(Stored entries)
════════════════════
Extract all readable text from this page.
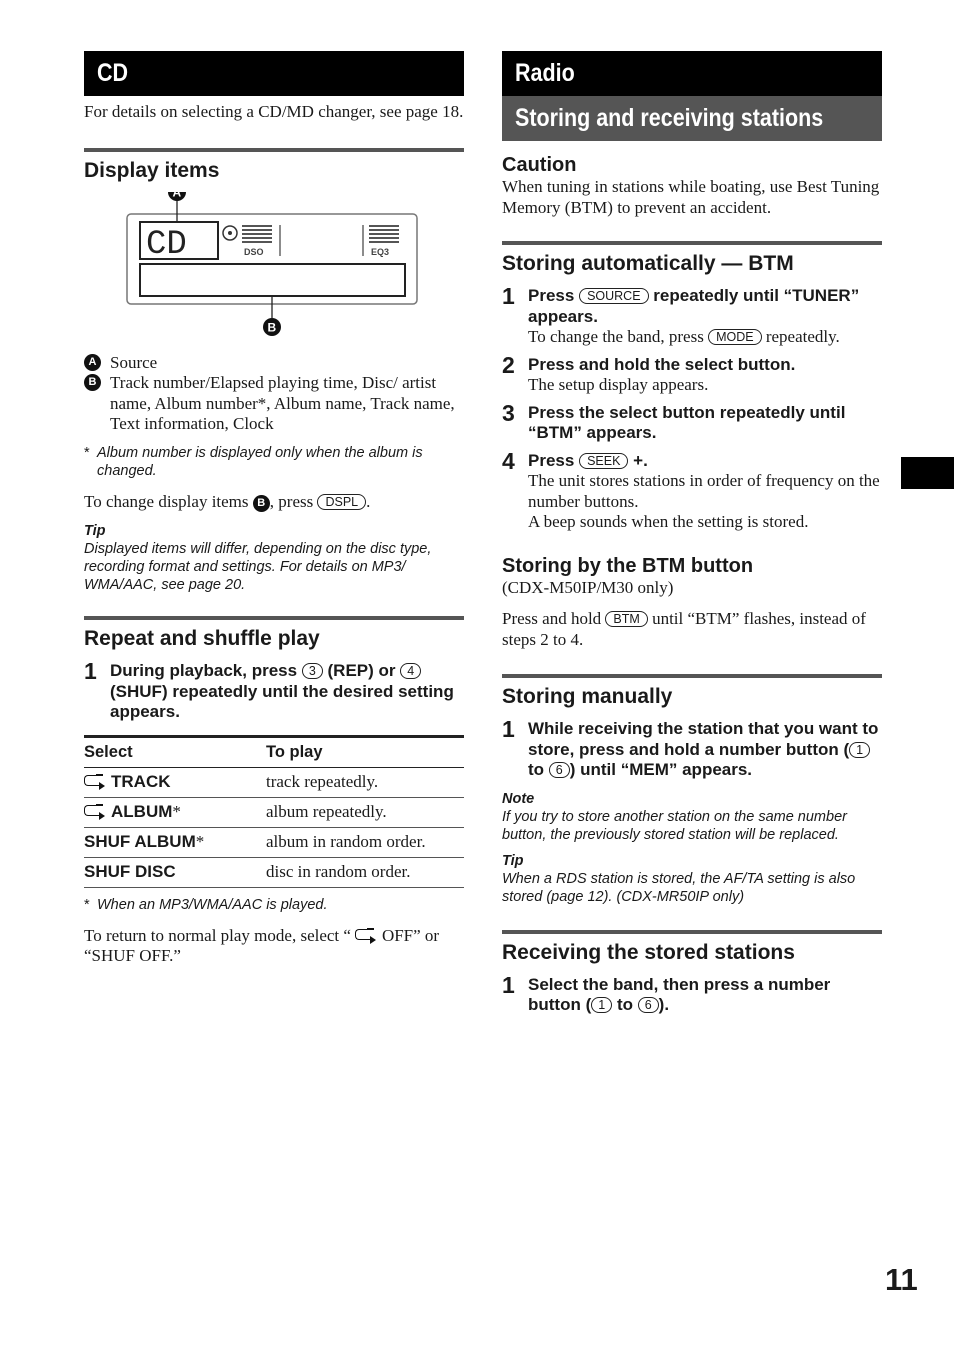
CD

For details on selecting a CD/MD changer, see page 18.

Display items
CD	DSO	EQ3
A
B
A Source

B Track number/Elapsed playing time, Disc/ artist name, Album number*, Album name, Track name, Text information, Clock

* Album number is displayed only when the album is changed.

To change display items B , press DSPL .

Tip
Displayed items will differ, depending on the disc type, recording format and settings. For details on MP3/ WMA/AAC, see page 20.
Repeat and shuffle play
1 During playback, press 3 (REP) or 4 (SHUF) repeatedly until the desired setting appears.
Select	To play
TRACK	track repeatedly.
ALBUM*	album repeatedly.
SHUF ALBUM*	album in random order.
SHUF DISC	disc in random order.
* When an MP3/WMA/AAC is played.

To return to normal play mode, select “ OFF” or “SHUF OFF.”

Radio
Storing and receiving stations
Caution

When tuning in stations while boating, use Best Tuning Memory (BTM) to prevent an accident.

Storing automatically — BTM
1 Press SOURCE repeatedly until “TUNER” appears.

To change the band, press MODE repeatedly.

2 Press and hold the select button.

The setup display appears.

3 Press the select button repeatedly until “BTM” appears.
4 Press SEEK +.

The unit stores stations in order of frequency on the number buttons.

A beep sounds when the setting is stored.

Storing by the BTM button

(CDX-M50IP/M30 only)

Press and hold BTM until “BTM” flashes, instead of steps 2 to 4.

Storing manually
1 While receiving the station that you want to store, press and hold a number button ( 1 to 6 ) until “MEM” appears.
Note
If you try to store another station on the same number button, the previously stored station will be replaced.
Tip
When a RDS station is stored, the AF/TA setting is also stored (page 12). (CDX-MR50IP only)
Receiving the stored stations
1 Select the band, then press a number button ( 1 to 6 ).
11
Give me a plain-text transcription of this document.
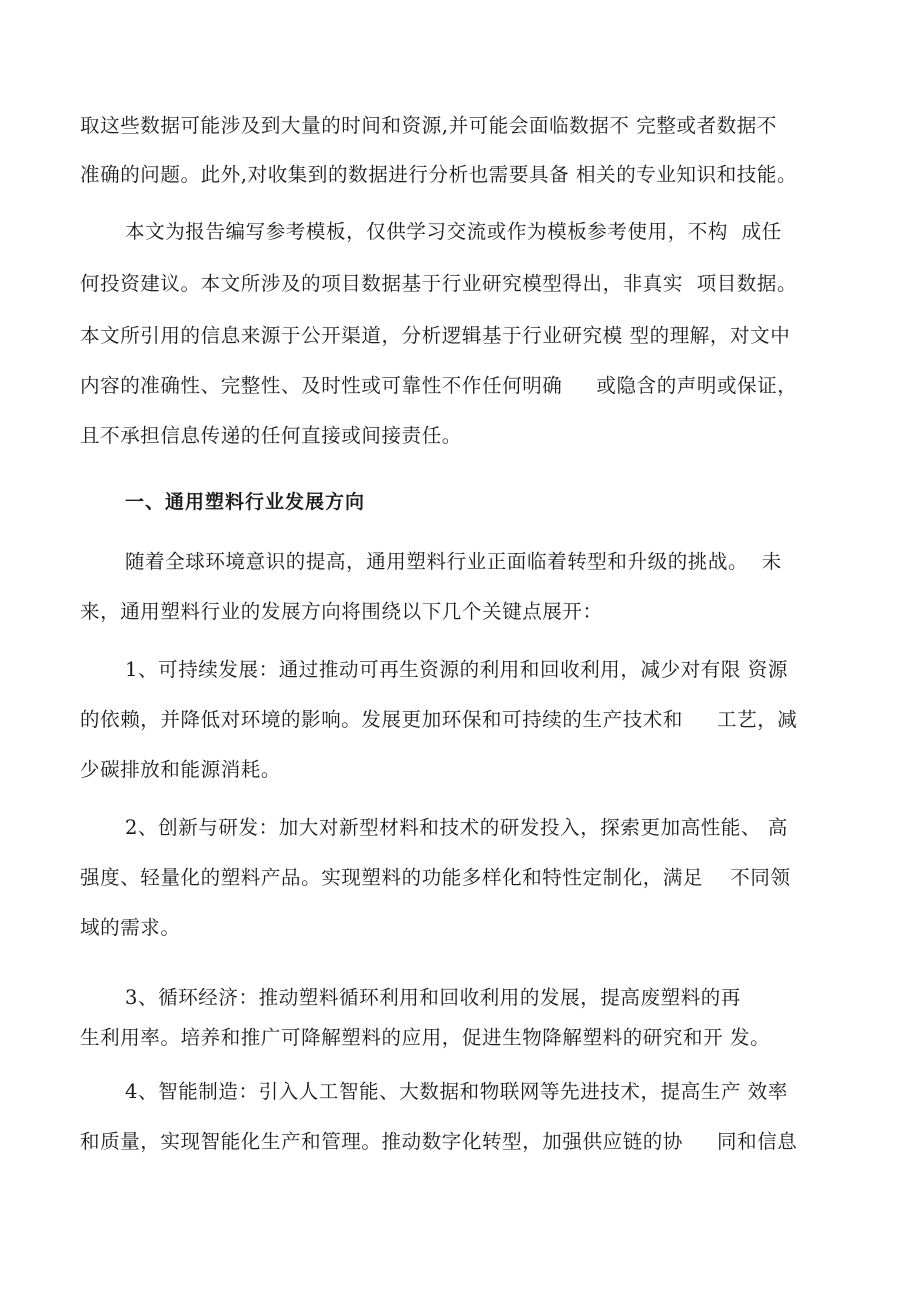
取这些数据可能涉及到大量的时间和资源,并可能会面临数据不 完整或者数据不
准确的问题。此外,对收集到的数据进行分析也需要具备 相关的专业知识和技能。
本文为报告编写参考模板，仅供学习交流或作为模板参考使用，不构  成任
何投资建议。本文所涉及的项目数据基于行业研究模型得出，非真实  项目数据。
本文所引用的信息来源于公开渠道，分析逻辑基于行业研究模 型的理解，对文中
内容的准确性、完整性、及时性或可靠性不作任何明确     或隐含的声明或保证，
且不承担信息传递的任何直接或间接责任。
一、通用塑料行业发展方向
随着全球环境意识的提高，通用塑料行业正面临着转型和升级的挑战。  未
来，通用塑料行业的发展方向将围绕以下几个关键点展开：
1、可持续发展：通过推动可再生资源的利用和回收利用，减少对有限 资源
的依赖，并降低对环境的影响。发展更加环保和可持续的生产技术和     工艺，减
少碳排放和能源消耗。
2、创新与研发：加大对新型材料和技术的研发投入，探索更加高性能、 高
强度、轻量化的塑料产品。实现塑料的功能多样化和特性定制化，满足    不同领
域的需求。
3、循环经济：推动塑料循环利用和回收利用的发展，提高废塑料的再
生利用率。培养和推广可降解塑料的应用，促进生物降解塑料的研究和开 发。
4、智能制造：引入人工智能、大数据和物联网等先进技术，提高生产 效率
和质量，实现智能化生产和管理。推动数字化转型，加强供应链的协     同和信息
════════════════════
OBJECTIVE: Do not include pictures. Copy only the lines running from the line with "Give me a plain-text" through the last line of the records, exactly as they appear.

EXERCISE ANSWER:
Give me a plain-text transcription of this document.
取这些数据可能涉及到大量的时间和资源,并可能会面临数据不 完整或者数据不
准确的问题。此外,对收集到的数据进行分析也需要具备 相关的专业知识和技能。
本文为报告编写参考模板，仅供学习交流或作为模板参考使用，不构  成任
何投资建议。本文所涉及的项目数据基于行业研究模型得出，非真实  项目数据。
本文所引用的信息来源于公开渠道，分析逻辑基于行业研究模 型的理解，对文中
内容的准确性、完整性、及时性或可靠性不作任何明确     或隐含的声明或保证，
且不承担信息传递的任何直接或间接责任。
一、通用塑料行业发展方向
随着全球环境意识的提高，通用塑料行业正面临着转型和升级的挑战。  未
来，通用塑料行业的发展方向将围绕以下几个关键点展开：
1、可持续发展：通过推动可再生资源的利用和回收利用，减少对有限 资源
的依赖，并降低对环境的影响。发展更加环保和可持续的生产技术和     工艺，减
少碳排放和能源消耗。
2、创新与研发：加大对新型材料和技术的研发投入，探索更加高性能、 高
强度、轻量化的塑料产品。实现塑料的功能多样化和特性定制化，满足    不同领
域的需求。
3、循环经济：推动塑料循环利用和回收利用的发展，提高废塑料的再
生利用率。培养和推广可降解塑料的应用，促进生物降解塑料的研究和开 发。
4、智能制造：引入人工智能、大数据和物联网等先进技术，提高生产 效率
和质量，实现智能化生产和管理。推动数字化转型，加强供应链的协     同和信息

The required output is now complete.